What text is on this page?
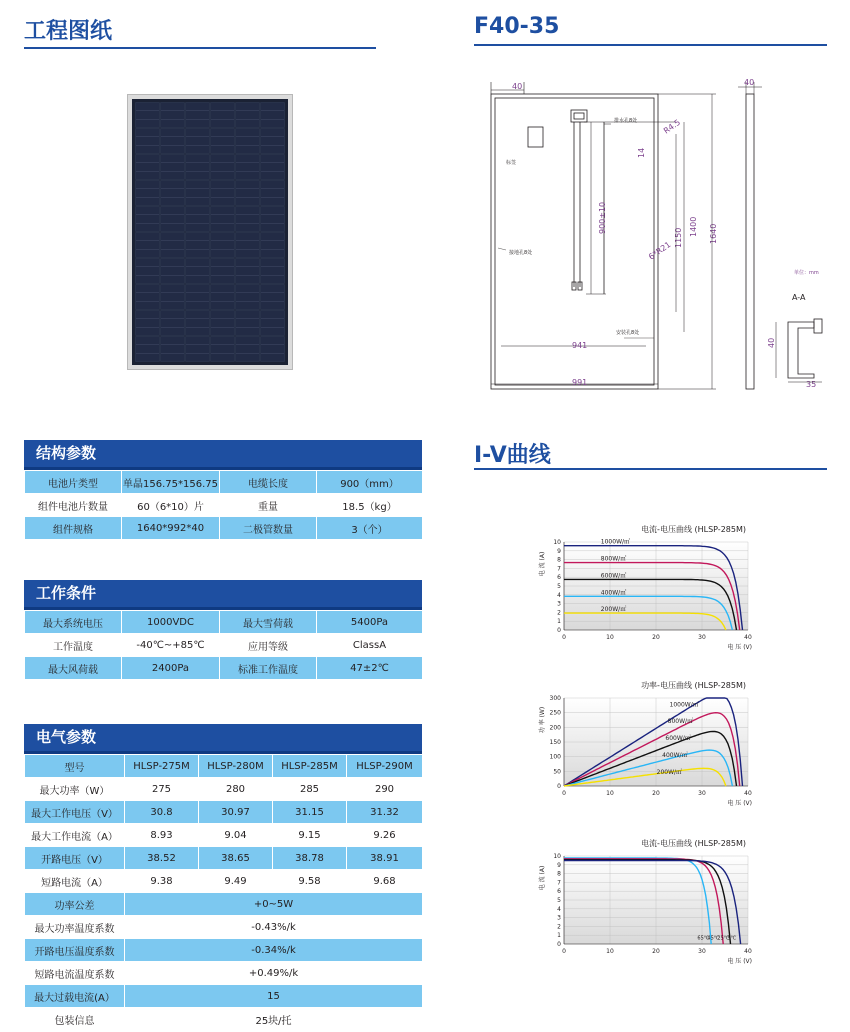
工程图纸	F40-35
I-V曲线
40
排水孔8处
标签
接地孔8处
安装孔8处
R4.5
14
900±10
6*R21
1150
1400 1640
941
991
40
单位：mm
A-A
40
35
结构参数
电池片类型	单晶156.75*156.75	电缆长度	900（mm）
组件电池片数量	60（6*10）片	重量	18.5（kg）
组件规格	1640*992*40	二极管数量	3（个）
工作条件
最大系统电压	1000VDC	最大雪荷载	5400Pa
工作温度	-40℃~+85℃	应用等级	ClassA
最大风荷载	2400Pa	标准工作温度	47±2℃
电气参数
型号	HLSP-275M	HLSP-280M	HLSP-285M	HLSP-290M
最大功率（W）	275	280	285	290
最大工作电压（V）	30.8	30.97	31.15	31.32
最大工作电流（A）	8.93	9.04	9.15	9.26
开路电压（V）	38.52	38.65	38.78	38.91
短路电流（A）	9.38	9.49	9.58	9.68
功率公差	+0~5W			
最大功率温度系数	-0.43%/k			
开路电压温度系数	-0.34%/k			
短路电流温度系数	+0.49%/k			
最大过载电流(A）	15			
包装信息	25块/托			
电流-电压曲线 (HLSP-285M)
0
1
2
3
4
5
6
7
8
9
10
0	10	20	30	40
电 压 (V)
电 流 (A)
1000W/㎡
800W/㎡
600W/㎡
400W/㎡
200W/㎡
功率-电压曲线 (HLSP-285M)
0
50
100
150
200
250
300
0	10	20	30	40
电 压 (V)
功 率 (W)
1000W/㎡
800W/㎡
600W/㎡
400W/㎡
200W/㎡
电流-电压曲线 (HLSP-285M)
0
1
2
3
4
5
6
7
8
9
10
0	10	20	30	40
电 压 (V)
电 流 (A)
65℃
45℃
25℃
5℃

EXERCISE OBJECTIVE:
Copy every record above exactly, leaving out the pictures.

SOLUTION TO THE EXERCISE:
What text is on this page?
工程图纸	F40-35
I-V曲线
40
排水孔8处
标签
接地孔8处
安装孔8处
R4.5
14
900±10
6*R21
1150
1400 1640
941
991
40
单位：mm
A-A
40
35
结构参数
电池片类型	单晶156.75*156.75	电缆长度	900（mm）
组件电池片数量	60（6*10）片	重量	18.5（kg）
组件规格	1640*992*40	二极管数量	3（个）
工作条件
最大系统电压	1000VDC	最大雪荷载	5400Pa
工作温度	-40℃~+85℃	应用等级	ClassA
最大风荷载	2400Pa	标准工作温度	47±2℃
电气参数
型号	HLSP-275M	HLSP-280M	HLSP-285M	HLSP-290M
最大功率（W）	275	280	285	290
最大工作电压（V）	30.8	30.97	31.15	31.32
最大工作电流（A）	8.93	9.04	9.15	9.26
开路电压（V）	38.52	38.65	38.78	38.91
短路电流（A）	9.38	9.49	9.58	9.68
功率公差	+0~5W			
最大功率温度系数	-0.43%/k			
开路电压温度系数	-0.34%/k			
短路电流温度系数	+0.49%/k			
最大过载电流(A）	15			
包装信息	25块/托			
电流-电压曲线 (HLSP-285M)
0
1
2
3
4
5
6
7
8
9
10
0	10	20	30	40
电 压 (V)
电 流 (A)
1000W/㎡
800W/㎡
600W/㎡
400W/㎡
200W/㎡
功率-电压曲线 (HLSP-285M)
0
50
100
150
200
250
300
0	10	20	30	40
电 压 (V)
功 率 (W)
1000W/㎡
800W/㎡
600W/㎡
400W/㎡
200W/㎡
电流-电压曲线 (HLSP-285M)
0
1
2
3
4
5
6
7
8
9
10
0	10	20	30	40
电 压 (V)
电 流 (A)
65℃
45℃
25℃
5℃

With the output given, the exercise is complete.